## CHALLENGE
Extract each line from the entries below that has the string "هندسه" in it.

## Start RECORDS SHOWN

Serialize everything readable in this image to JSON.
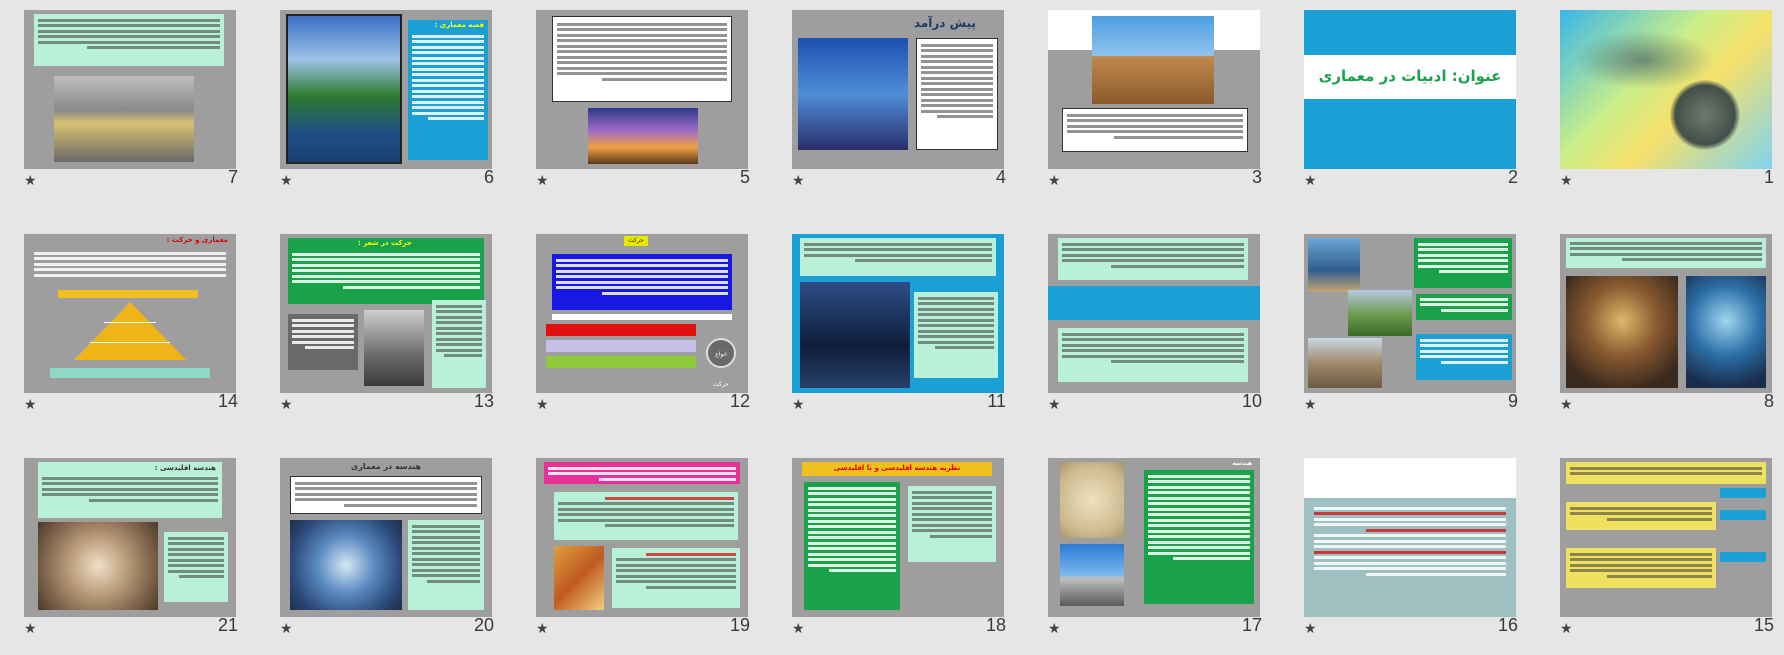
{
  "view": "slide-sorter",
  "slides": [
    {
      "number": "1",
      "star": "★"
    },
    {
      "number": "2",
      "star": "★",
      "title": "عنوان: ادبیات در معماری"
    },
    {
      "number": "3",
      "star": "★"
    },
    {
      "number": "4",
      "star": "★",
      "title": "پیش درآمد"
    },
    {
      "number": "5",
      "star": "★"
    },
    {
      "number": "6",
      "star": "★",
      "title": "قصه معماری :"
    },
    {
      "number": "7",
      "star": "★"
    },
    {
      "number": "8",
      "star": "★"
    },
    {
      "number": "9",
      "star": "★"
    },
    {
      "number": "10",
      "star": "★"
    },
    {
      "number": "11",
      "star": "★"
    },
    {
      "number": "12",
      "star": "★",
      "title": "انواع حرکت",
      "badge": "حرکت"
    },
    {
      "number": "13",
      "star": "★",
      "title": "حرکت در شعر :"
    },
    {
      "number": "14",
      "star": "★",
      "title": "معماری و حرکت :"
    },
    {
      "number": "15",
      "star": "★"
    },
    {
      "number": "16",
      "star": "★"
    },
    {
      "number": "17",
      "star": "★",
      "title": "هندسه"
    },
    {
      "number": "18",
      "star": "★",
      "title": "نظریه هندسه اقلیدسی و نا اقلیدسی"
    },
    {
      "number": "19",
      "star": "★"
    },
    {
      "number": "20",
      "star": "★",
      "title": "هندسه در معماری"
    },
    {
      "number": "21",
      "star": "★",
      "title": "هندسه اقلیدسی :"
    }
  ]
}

## End RECORDS SHOWN

## WRITTEN SOLUTION
      "title": "هندسه"
      "title": "نظریه هندسه اقلیدسی و نا اقلیدسی"
      "title": "هندسه در معماری"
      "title": "هندسه اقلیدسی :"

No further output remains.